Dataset entries:
====
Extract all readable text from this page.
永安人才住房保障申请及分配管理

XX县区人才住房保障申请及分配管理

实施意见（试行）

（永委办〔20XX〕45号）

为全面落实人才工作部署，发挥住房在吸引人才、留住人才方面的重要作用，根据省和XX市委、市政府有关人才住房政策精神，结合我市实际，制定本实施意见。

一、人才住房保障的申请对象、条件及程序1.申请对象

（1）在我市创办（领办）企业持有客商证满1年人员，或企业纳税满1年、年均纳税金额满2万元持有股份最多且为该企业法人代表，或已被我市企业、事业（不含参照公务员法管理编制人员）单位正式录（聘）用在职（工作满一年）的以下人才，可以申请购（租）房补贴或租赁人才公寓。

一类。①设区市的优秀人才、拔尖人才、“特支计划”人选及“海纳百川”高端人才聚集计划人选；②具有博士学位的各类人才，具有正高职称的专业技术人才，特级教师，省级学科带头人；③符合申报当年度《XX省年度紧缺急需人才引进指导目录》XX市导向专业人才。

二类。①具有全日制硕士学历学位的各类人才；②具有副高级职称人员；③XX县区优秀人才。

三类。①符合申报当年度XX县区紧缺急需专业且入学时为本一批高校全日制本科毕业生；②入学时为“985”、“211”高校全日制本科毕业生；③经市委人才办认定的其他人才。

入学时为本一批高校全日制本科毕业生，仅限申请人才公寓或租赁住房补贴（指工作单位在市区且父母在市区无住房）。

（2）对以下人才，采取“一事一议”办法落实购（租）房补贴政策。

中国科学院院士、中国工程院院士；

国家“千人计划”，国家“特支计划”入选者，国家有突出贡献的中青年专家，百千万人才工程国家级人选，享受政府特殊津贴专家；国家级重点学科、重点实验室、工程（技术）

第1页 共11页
====
EXERCISE GOAL: All of the entries must be written out exactly as they stand.

RESPONSE:
Extract all readable text from this page.
永安人才住房保障申请及分配管理

XX县区人才住房保障申请及分配管理

实施意见（试行）

（永委办〔20XX〕45号）

为全面落实人才工作部署，发挥住房在吸引人才、留住人才方面的重要作用，根据省和XX市委、市政府有关人才住房政策精神，结合我市实际，制定本实施意见。

一、人才住房保障的申请对象、条件及程序1.申请对象

（1）在我市创办（领办）企业持有客商证满1年人员，或企业纳税满1年、年均纳税金额满2万元持有股份最多且为该企业法人代表，或已被我市企业、事业（不含参照公务员法管理编制人员）单位正式录（聘）用在职（工作满一年）的以下人才，可以申请购（租）房补贴或租赁人才公寓。

一类。①设区市的优秀人才、拔尖人才、“特支计划”人选及“海纳百川”高端人才聚集计划人选；②具有博士学位的各类人才，具有正高职称的专业技术人才，特级教师，省级学科带头人；③符合申报当年度《XX省年度紧缺急需人才引进指导目录》XX市导向专业人才。

二类。①具有全日制硕士学历学位的各类人才；②具有副高级职称人员；③XX县区优秀人才。

三类。①符合申报当年度XX县区紧缺急需专业且入学时为本一批高校全日制本科毕业生；②入学时为“985”、“211”高校全日制本科毕业生；③经市委人才办认定的其他人才。

入学时为本一批高校全日制本科毕业生，仅限申请人才公寓或租赁住房补贴（指工作单位在市区且父母在市区无住房）。

（2）对以下人才，采取“一事一议”办法落实购（租）房补贴政策。

中国科学院院士、中国工程院院士；

国家“千人计划”，国家“特支计划”入选者，国家有突出贡献的中青年专家，百千万人才工程国家级人选，享受政府特殊津贴专家；国家级重点学科、重点实验室、工程（技术）

第1页 共11页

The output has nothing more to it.